R: Snowdoop.

snowdoop,filechunkname, etc... {partools}

R Documentation

Snowdoop.

Description

“Snowdoop”: Utilities for distributed file storage, access and related operations.

Usage

filechunkname(basenm,ndigs,nodenum=NULL)
filesort(cls,infilenm,colnum,outdfnm,infiledst=FALSE,
   ndigs=0,nsamp=1000,header=FALSE,sep="",usefread=FALSE)
filesplit(nch,basenm,header=FALSE,seqnums=FALSE)
filesplitrand(cls,fname,newbasename,ndigs,header=FALSE,sep)
fileshuffle(inbasename, nout, outbasename, header = FALSE)
linecount(infile,header=FALSE,chunksize=100000)
filecat(cls, basenm, header = FALSE)  
readnscramble(cls,basenm,header=FALSE,sep= " ")
filesave(cls,dname,newbasename,ndigs,sep)
fileread(cls,fname,dname,ndigs,header=FALSE,sep=" ",usefread=FALSE)
getnumdigs(nch)
fileagg(fnames,ynames,xnames,header=FALSE,sep= " ",FUN,FUN1=FUN) 
dfileagg(cls,fnames,ynames,xnames,header=FALSE,sep=" ",FUN,FUN1=FUN) 
filegetrows(fnames,tmpdataexpr,header=FALSE,sep=" ") 
dfilegetrows(cls,fnames,tmpdataexpr,header=FALSE,sep=" ")

Arguments

`cls`	A cluster for the parallel package.
`nch`	Number of chunks for the file split.
`basenm`	A chunked file name, minus suffix.
`infile`	Name of a nonchunked file.
`ndigs`	Number of digits in the chunked file name suffix.
`nodenum`	If non-NULL, get the name of the file chunk of cluster node `nodenum`; otherwise, get the name for the chunk associated with this node.
`infilenm`	Name of input file (without suffix, if distributed).
`outdfnm`	Name of output file (without suffix).
`infiledst`	If TRUE, infilenm is distributed.
`colnum`	Column number on which the sort will be done. It is assumed that this data column is free of NAs.
`usefread`	If true, use `fread` instead of `read.table`; generally much faster; requires `data.table` package.
`nsamp`	Number of records to sample in each file chunk to determine bins for the bucket sort.
`header`	TRUE if the file chunks have headers.
`seqnums`	TRUE if the file chunks will have sequence numbers.
`sep`	Field delimiter used in `read.table`.
`chunksize`	Number of lines to read at a time, for efficient I/O.
`dname`	Quoted name of a distributed data frame or matrix. For `filesave`, the object must have column names.
`fname`	Quoted name of a distributed file.
`fnames`	Character vector of file names.
`newbasename`	Quoted name of the prefix of a distributed file, e.g. `xyz` for a distributed file `xyz.01`, `xyz.02` etc.
`ynames`	Vector of quoted names of variables on which `FUN` is to be applied.
`xnames`	Vector of quoted names of variables to be used for cell definition.
`tmpdataexpr`	Expression involving a data frame `tmpdataexpr`. See below.

-=-=-

[INSTRUCTION A]:
In the Snowdoop documentation, what does the `nsamp` argument specify?
[INSTRUCTION B]:
Retype the passage of the Snowdoop documentation from "filechunkname(basenm,ndigs,nodenum=NULL)" to "basenm, header = FALSE)".

[Rows from a layout dataset]
-=-=-

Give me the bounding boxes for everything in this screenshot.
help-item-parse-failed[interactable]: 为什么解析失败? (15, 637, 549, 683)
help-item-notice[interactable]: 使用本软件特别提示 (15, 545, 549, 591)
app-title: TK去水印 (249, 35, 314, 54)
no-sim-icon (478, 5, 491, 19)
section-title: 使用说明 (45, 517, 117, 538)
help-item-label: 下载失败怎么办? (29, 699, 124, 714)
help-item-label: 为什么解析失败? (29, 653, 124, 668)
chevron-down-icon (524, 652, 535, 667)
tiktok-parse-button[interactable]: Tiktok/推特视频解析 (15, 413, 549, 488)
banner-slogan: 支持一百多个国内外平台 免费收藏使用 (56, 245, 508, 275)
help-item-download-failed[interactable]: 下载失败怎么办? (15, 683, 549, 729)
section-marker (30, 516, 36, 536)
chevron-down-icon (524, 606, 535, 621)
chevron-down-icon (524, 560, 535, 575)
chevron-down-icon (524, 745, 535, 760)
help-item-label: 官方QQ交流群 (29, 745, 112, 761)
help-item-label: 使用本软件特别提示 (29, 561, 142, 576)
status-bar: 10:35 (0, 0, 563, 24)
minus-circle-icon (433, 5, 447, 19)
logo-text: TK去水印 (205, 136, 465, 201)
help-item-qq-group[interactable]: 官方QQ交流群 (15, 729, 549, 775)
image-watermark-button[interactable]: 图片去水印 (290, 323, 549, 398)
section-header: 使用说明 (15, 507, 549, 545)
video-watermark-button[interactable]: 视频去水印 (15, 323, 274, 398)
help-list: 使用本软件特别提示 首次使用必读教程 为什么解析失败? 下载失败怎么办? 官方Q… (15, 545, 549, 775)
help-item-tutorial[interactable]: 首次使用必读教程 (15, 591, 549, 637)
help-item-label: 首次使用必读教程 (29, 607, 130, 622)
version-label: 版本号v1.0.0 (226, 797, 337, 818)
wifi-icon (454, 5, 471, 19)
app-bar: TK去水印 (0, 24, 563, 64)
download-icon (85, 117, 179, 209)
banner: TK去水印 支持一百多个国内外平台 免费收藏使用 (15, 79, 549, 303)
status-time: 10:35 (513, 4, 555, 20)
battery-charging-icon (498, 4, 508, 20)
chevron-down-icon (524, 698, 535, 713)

-=-=-

[CORRECT RESPONSE A]:
The number of records to sample in each file chunk to determine bins for the bucket sort.

[CORRECT RESPONSE B]:
filechunkname(basenm,ndigs,nodenum=NULL)
filesort(cls,infilenm,colnum,outdfnm,infiledst=FALSE,
   ndigs=0,nsamp=1000,header=FALSE,sep="",usefread=FALSE)
filesplit(nch,basenm,header=FALSE,seqnums=FALSE)
filesplitrand(cls,fname,newbasename,ndigs,header=FALSE,sep)
fileshuffle(inbasename, nout, outbasename, header = FALSE)
linecount(infile,header=FALSE,chunksize=100000)
filecat(cls, basenm, header = FALSE)